» **What needs to be done**:
Identify all lines below that hold "tone" and collect them.

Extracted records
################
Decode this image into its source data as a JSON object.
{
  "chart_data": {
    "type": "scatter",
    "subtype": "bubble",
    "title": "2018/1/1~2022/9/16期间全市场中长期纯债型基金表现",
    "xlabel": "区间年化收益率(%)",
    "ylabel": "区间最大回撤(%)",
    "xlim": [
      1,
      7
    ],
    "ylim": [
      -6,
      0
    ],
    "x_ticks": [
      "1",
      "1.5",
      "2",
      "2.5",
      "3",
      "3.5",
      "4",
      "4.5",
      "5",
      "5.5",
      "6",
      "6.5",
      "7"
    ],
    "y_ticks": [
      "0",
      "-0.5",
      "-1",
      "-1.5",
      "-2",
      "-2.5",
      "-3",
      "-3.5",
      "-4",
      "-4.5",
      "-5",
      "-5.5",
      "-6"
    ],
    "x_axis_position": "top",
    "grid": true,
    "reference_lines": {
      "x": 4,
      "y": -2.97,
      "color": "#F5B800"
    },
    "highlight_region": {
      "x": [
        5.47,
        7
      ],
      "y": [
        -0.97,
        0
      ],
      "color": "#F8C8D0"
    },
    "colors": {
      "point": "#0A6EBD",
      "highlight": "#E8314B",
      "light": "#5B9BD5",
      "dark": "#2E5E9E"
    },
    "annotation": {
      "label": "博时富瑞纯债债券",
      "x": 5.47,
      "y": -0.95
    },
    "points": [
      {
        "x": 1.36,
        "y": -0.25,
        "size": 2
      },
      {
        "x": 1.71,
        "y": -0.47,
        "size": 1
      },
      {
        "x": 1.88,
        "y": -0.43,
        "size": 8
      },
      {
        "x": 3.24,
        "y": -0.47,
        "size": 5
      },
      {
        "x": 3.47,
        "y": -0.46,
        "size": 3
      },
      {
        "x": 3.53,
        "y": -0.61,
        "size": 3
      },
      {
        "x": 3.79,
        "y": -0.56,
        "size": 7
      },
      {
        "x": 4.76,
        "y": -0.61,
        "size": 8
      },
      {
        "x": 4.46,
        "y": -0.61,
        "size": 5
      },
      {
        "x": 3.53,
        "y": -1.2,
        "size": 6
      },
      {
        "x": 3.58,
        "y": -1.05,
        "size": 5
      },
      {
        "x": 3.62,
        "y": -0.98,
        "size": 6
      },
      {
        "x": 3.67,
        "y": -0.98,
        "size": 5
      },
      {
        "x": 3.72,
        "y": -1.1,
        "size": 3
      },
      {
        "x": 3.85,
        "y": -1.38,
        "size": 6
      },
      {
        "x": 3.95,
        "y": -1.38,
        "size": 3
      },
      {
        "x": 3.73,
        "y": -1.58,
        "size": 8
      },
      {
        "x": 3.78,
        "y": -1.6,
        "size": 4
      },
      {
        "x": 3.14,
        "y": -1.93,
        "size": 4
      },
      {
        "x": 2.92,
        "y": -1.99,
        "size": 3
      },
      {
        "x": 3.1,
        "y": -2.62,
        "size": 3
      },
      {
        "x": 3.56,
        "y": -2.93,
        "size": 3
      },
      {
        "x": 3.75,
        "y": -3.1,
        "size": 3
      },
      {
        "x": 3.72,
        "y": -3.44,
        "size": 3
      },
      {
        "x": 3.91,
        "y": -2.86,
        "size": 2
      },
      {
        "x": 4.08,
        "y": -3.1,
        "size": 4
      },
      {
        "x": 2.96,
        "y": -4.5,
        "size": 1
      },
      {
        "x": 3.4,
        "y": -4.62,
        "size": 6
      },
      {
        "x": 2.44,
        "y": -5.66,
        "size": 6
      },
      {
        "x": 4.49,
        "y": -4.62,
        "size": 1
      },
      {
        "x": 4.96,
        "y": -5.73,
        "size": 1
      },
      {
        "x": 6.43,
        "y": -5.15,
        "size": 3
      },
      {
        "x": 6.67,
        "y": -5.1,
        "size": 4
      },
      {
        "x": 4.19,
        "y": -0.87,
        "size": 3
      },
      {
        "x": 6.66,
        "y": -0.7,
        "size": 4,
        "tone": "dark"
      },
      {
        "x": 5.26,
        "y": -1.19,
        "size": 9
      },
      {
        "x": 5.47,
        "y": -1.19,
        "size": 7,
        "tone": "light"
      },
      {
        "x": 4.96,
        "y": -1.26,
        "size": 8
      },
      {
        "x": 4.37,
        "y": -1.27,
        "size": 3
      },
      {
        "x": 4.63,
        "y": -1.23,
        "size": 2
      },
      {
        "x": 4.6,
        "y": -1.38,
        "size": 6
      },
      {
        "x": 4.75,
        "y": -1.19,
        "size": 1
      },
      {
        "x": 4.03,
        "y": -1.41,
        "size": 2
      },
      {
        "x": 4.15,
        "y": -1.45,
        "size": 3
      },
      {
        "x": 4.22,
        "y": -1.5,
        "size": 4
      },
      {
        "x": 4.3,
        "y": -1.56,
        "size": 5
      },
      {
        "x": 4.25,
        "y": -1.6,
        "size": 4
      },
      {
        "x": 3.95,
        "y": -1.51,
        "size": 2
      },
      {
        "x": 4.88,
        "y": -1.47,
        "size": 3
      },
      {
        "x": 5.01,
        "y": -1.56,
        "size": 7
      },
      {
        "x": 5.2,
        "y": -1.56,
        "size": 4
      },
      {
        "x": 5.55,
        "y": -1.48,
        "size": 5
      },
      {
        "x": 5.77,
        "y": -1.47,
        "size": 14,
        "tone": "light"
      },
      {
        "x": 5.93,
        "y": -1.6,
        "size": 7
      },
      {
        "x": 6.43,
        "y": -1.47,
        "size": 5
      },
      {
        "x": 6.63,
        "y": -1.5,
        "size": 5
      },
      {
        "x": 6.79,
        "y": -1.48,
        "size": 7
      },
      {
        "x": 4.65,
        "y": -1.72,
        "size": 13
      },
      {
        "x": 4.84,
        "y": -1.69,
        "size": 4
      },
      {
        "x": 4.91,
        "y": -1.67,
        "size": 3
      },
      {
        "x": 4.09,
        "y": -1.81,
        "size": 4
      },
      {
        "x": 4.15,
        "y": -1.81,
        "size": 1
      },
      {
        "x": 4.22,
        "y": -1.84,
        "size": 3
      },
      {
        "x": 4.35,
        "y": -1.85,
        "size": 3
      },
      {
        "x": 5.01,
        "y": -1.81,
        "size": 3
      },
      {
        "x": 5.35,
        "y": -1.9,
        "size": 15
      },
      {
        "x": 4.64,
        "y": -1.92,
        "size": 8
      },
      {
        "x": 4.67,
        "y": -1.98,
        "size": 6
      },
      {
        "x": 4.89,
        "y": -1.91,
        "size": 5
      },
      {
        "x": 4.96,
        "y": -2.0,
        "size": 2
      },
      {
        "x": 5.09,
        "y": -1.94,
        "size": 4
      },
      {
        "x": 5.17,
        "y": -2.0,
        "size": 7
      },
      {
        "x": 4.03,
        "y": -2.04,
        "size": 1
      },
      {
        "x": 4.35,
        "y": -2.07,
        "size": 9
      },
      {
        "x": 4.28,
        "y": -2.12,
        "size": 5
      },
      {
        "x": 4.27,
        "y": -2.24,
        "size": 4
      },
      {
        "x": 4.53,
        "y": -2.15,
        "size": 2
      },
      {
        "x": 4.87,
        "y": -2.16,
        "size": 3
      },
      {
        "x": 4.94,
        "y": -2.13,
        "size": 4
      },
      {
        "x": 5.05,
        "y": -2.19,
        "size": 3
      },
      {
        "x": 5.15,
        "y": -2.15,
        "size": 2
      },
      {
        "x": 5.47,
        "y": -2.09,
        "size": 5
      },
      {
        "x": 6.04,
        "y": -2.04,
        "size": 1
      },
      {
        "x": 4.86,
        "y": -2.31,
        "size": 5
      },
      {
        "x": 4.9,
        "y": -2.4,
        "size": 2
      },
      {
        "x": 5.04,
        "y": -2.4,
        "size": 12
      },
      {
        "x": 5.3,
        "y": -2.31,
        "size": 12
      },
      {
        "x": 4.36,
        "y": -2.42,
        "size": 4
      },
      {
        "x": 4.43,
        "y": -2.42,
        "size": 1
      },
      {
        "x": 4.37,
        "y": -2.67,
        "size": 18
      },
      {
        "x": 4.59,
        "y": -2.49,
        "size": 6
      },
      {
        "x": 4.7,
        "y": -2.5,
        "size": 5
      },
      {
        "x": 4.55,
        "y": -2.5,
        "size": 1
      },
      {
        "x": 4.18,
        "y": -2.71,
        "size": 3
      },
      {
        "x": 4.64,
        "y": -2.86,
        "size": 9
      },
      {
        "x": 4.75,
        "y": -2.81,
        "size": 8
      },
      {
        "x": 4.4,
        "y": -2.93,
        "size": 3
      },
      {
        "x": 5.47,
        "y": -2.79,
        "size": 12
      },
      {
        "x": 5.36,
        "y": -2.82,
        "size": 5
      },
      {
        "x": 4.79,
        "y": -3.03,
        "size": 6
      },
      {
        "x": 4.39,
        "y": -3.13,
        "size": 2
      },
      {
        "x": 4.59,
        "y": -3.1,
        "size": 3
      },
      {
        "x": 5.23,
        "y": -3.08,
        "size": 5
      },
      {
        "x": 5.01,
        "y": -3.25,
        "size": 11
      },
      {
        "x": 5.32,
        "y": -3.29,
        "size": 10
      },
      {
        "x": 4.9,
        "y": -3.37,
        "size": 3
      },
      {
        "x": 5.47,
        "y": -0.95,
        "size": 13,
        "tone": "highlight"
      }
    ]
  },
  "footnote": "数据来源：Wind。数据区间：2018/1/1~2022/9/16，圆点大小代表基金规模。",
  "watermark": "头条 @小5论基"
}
################
» **The response**:
        "tone": "dark"
        "tone": "light"
        "tone": "light"
        "tone": "highlight"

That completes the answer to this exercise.